((

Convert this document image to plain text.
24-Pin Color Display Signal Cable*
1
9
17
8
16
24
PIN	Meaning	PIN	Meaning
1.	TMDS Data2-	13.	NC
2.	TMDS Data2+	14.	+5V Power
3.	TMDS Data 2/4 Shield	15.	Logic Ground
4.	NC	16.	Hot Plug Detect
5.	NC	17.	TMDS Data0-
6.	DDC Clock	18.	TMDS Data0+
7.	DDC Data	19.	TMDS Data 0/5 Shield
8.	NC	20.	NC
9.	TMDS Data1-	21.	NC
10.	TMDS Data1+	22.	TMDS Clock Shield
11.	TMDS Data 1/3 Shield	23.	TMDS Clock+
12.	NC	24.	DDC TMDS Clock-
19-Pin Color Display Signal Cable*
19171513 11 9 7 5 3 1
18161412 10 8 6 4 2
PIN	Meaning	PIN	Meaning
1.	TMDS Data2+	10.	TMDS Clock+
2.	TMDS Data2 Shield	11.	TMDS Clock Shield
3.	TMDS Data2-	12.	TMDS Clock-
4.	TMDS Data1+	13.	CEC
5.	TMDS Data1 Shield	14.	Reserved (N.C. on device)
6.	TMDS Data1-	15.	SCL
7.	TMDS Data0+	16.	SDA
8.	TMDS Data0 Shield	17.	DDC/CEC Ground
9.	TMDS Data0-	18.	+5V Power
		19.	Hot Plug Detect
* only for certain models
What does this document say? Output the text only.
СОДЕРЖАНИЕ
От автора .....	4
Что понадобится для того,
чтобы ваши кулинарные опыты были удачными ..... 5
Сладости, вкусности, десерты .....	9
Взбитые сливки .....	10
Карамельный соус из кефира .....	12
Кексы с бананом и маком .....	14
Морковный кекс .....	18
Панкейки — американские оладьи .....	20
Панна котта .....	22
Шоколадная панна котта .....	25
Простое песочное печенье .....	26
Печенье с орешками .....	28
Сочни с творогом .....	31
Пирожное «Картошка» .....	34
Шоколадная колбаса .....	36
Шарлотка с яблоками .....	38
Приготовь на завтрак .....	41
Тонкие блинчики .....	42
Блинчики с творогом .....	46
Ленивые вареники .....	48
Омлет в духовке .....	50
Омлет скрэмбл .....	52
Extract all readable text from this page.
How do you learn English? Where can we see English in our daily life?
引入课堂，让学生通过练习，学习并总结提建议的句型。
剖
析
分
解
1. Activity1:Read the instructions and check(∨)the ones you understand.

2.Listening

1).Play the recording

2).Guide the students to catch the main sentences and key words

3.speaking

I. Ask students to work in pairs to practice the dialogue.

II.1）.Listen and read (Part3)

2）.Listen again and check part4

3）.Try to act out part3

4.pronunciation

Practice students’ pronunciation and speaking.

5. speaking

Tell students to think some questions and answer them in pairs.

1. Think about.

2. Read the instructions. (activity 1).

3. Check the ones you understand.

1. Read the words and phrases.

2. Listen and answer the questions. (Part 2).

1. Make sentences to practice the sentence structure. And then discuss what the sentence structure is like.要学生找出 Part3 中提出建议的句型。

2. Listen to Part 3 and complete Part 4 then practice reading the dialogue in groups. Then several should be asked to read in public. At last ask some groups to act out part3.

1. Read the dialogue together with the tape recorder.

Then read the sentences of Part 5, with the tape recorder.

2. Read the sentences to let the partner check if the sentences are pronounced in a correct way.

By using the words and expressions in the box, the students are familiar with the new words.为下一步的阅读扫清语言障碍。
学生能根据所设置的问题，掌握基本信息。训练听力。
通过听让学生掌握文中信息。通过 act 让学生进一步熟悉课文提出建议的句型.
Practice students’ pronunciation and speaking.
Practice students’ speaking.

))

• _What is required_: Go through the material above line by line and copy it exactly.

• _Full answer_:
Convert this document image to plain text.
24-Pin Color Display Signal Cable*
1
9
17
8
16
24
PIN	Meaning	PIN	Meaning
1.	TMDS Data2-	13.	NC
2.	TMDS Data2+	14.	+5V Power
3.	TMDS Data 2/4 Shield	15.	Logic Ground
4.	NC	16.	Hot Plug Detect
5.	NC	17.	TMDS Data0-
6.	DDC Clock	18.	TMDS Data0+
7.	DDC Data	19.	TMDS Data 0/5 Shield
8.	NC	20.	NC
9.	TMDS Data1-	21.	NC
10.	TMDS Data1+	22.	TMDS Clock Shield
11.	TMDS Data 1/3 Shield	23.	TMDS Clock+
12.	NC	24.	DDC TMDS Clock-
19-Pin Color Display Signal Cable*
19171513 11 9 7 5 3 1
18161412 10 8 6 4 2
PIN	Meaning	PIN	Meaning
1.	TMDS Data2+	10.	TMDS Clock+
2.	TMDS Data2 Shield	11.	TMDS Clock Shield
3.	TMDS Data2-	12.	TMDS Clock-
4.	TMDS Data1+	13.	CEC
5.	TMDS Data1 Shield	14.	Reserved (N.C. on device)
6.	TMDS Data1-	15.	SCL
7.	TMDS Data0+	16.	SDA
8.	TMDS Data0 Shield	17.	DDC/CEC Ground
9.	TMDS Data0-	18.	+5V Power
		19.	Hot Plug Detect
* only for certain models
What does this document say? Output the text only.
СОДЕРЖАНИЕ
От автора .....	4
Что понадобится для того,
чтобы ваши кулинарные опыты были удачными ..... 5
Сладости, вкусности, десерты .....	9
Взбитые сливки .....	10
Карамельный соус из кефира .....	12
Кексы с бананом и маком .....	14
Морковный кекс .....	18
Панкейки — американские оладьи .....	20
Панна котта .....	22
Шоколадная панна котта .....	25
Простое песочное печенье .....	26
Печенье с орешками .....	28
Сочни с творогом .....	31
Пирожное «Картошка» .....	34
Шоколадная колбаса .....	36
Шарлотка с яблоками .....	38
Приготовь на завтрак .....	41
Тонкие блинчики .....	42
Блинчики с творогом .....	46
Ленивые вареники .....	48
Омлет в духовке .....	50
Омлет скрэмбл .....	52
Extract all readable text from this page.
How do you learn English? Where can we see English in our daily life?
引入课堂，让学生通过练习，学习并总结提建议的句型。
剖
析
分
解
1. Activity1:Read the instructions and check(∨)the ones you understand.

2.Listening

1).Play the recording

2).Guide the students to catch the main sentences and key words

3.speaking

I. Ask students to work in pairs to practice the dialogue.

II.1）.Listen and read (Part3)

2）.Listen again and check part4

3）.Try to act out part3

4.pronunciation

Practice students’ pronunciation and speaking.

5. speaking

Tell students to think some questions and answer them in pairs.

1. Think about.

2. Read the instructions. (activity 1).

3. Check the ones you understand.

1. Read the words and phrases.

2. Listen and answer the questions. (Part 2).

1. Make sentences to practice the sentence structure. And then discuss what the sentence structure is like.要学生找出 Part3 中提出建议的句型。

2. Listen to Part 3 and complete Part 4 then practice reading the dialogue in groups. Then several should be asked to read in public. At last ask some groups to act out part3.

1. Read the dialogue together with the tape recorder.

Then read the sentences of Part 5, with the tape recorder.

2. Read the sentences to let the partner check if the sentences are pronounced in a correct way.

By using the words and expressions in the box, the students are familiar with the new words.为下一步的阅读扫清语言障碍。
学生能根据所设置的问题，掌握基本信息。训练听力。
通过听让学生掌握文中信息。通过 act 让学生进一步熟悉课文提出建议的句型.
Practice students’ pronunciation and speaking.
Practice students’ speaking.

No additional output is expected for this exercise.